> **Records for the exercise**
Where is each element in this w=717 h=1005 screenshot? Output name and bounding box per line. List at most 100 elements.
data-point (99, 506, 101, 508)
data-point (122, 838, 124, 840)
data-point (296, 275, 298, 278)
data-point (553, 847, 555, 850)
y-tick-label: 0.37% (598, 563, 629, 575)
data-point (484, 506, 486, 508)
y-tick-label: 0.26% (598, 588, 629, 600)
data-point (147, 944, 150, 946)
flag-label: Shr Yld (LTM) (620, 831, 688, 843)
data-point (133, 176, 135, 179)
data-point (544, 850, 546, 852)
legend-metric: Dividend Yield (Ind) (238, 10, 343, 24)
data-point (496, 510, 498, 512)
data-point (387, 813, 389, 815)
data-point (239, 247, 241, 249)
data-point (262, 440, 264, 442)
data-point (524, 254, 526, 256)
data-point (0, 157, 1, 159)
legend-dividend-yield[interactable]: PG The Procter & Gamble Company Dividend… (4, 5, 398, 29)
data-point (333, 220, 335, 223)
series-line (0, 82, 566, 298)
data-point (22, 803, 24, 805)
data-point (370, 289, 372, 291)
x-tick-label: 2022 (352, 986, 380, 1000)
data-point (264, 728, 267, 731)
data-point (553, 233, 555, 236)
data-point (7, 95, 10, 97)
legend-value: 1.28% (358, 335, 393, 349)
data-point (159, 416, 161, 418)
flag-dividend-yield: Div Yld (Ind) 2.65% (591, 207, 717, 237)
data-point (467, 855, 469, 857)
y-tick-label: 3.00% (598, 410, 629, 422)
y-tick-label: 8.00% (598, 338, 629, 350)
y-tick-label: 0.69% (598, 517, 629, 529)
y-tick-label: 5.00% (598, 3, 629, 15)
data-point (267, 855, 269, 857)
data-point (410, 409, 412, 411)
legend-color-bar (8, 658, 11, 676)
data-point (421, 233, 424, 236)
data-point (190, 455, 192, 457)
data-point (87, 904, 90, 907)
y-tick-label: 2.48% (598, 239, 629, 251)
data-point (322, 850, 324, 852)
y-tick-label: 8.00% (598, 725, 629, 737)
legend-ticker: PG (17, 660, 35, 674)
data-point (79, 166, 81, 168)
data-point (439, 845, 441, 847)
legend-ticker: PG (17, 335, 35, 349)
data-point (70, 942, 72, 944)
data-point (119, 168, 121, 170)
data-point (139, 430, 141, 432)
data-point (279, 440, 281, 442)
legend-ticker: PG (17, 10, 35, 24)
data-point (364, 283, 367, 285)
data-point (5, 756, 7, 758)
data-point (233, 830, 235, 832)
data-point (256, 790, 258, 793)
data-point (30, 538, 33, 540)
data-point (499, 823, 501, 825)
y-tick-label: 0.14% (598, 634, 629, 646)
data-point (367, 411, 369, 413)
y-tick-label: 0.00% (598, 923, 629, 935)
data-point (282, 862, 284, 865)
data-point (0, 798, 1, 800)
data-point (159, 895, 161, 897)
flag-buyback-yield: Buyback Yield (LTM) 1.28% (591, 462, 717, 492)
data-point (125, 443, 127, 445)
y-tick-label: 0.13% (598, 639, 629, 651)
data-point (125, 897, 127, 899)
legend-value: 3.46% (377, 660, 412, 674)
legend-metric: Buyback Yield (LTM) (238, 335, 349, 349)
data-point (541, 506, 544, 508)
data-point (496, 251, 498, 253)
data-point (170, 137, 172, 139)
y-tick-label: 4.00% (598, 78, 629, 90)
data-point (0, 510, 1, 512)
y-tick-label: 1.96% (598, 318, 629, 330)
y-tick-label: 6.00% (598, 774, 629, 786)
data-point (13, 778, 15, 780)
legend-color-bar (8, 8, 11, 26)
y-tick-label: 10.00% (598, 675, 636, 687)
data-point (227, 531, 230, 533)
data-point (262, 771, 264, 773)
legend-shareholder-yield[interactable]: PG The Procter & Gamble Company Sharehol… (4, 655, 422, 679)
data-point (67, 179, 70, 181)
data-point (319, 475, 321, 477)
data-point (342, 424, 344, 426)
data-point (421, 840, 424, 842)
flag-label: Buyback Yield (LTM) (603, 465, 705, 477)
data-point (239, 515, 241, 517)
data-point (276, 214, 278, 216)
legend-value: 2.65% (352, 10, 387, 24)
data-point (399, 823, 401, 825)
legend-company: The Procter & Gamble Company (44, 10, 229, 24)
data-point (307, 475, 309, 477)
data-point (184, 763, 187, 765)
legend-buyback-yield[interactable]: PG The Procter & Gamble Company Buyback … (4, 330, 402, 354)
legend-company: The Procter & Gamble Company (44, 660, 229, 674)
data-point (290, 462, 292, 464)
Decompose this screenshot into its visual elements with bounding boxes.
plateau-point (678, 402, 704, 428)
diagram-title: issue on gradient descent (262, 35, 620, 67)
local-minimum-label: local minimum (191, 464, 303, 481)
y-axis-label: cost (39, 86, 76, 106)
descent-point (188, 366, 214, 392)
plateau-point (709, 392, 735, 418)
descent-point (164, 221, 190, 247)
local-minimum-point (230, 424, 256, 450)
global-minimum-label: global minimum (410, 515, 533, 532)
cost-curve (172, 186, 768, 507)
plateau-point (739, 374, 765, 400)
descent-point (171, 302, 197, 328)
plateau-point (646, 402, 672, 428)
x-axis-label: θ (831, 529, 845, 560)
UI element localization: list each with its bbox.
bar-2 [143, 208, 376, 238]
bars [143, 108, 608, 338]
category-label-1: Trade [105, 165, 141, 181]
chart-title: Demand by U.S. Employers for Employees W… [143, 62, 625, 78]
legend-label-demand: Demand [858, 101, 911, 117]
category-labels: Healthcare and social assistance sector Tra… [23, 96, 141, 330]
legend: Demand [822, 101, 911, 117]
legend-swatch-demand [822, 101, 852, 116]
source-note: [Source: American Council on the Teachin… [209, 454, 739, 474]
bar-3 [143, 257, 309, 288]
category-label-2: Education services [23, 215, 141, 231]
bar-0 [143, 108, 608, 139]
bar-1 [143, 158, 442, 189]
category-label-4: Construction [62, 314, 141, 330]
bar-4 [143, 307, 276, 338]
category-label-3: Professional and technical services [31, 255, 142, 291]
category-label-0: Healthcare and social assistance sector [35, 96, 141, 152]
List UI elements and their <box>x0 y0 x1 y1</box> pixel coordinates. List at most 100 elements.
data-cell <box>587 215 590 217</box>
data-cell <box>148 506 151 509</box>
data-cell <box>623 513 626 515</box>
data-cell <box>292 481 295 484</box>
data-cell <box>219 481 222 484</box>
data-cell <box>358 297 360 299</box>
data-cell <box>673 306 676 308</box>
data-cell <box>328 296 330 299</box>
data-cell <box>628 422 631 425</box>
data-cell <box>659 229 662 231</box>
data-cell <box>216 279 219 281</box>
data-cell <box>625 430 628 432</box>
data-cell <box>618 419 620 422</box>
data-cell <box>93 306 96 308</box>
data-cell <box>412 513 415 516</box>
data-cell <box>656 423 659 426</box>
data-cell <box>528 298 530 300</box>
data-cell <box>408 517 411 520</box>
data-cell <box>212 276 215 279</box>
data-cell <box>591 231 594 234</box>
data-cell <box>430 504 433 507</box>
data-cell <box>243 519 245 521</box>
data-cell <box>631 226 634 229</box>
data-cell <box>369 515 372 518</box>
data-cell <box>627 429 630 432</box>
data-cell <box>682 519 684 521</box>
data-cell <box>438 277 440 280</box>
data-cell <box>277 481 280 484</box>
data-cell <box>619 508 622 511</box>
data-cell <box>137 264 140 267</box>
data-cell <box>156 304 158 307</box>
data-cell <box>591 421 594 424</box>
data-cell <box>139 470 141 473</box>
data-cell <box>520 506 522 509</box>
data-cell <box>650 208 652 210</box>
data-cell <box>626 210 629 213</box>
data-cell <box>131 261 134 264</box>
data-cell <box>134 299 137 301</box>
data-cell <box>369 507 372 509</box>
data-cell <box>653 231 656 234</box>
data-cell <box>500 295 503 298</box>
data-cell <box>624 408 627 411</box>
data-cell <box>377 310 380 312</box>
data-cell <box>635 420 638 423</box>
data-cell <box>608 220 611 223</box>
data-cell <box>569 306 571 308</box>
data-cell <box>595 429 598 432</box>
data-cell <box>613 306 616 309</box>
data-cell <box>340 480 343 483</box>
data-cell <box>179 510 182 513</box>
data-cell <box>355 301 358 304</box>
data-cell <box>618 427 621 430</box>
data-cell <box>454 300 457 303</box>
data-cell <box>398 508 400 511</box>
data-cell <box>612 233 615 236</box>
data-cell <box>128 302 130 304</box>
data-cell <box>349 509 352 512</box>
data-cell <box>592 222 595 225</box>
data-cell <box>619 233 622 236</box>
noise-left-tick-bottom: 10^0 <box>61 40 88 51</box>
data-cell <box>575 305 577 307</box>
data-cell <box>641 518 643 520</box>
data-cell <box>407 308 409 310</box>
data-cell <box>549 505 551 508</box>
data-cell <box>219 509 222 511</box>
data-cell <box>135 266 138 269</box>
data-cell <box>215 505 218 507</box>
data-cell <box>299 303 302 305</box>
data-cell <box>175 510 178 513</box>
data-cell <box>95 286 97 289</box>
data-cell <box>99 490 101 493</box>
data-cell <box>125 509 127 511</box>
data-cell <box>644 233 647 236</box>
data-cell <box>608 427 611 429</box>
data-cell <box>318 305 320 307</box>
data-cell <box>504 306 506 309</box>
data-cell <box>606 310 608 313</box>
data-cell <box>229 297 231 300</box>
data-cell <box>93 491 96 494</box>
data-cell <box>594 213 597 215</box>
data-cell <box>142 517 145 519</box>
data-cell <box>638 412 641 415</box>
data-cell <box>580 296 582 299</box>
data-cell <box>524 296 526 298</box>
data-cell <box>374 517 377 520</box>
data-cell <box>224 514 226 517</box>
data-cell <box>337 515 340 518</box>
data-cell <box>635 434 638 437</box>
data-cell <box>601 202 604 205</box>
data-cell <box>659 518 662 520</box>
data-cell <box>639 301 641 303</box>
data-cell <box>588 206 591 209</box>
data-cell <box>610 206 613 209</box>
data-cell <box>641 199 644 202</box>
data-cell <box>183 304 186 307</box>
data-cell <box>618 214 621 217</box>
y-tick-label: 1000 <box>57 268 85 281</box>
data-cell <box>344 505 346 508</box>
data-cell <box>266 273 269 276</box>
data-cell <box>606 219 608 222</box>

> **Work required**
Rewrite the records from the start up to and including the line with "data-point (484, 506, 486, 508)", switching "bounding box" to "rectangle" and leaving everything else unchanged.

> **Finished exercise**
Where is each element in this w=717 h=1005 screenshot? Output name and rectangle per line. List at most 100 elements.
data-point (99, 506, 101, 508)
data-point (122, 838, 124, 840)
data-point (296, 275, 298, 278)
data-point (553, 847, 555, 850)
y-tick-label: 0.37% (598, 563, 629, 575)
data-point (484, 506, 486, 508)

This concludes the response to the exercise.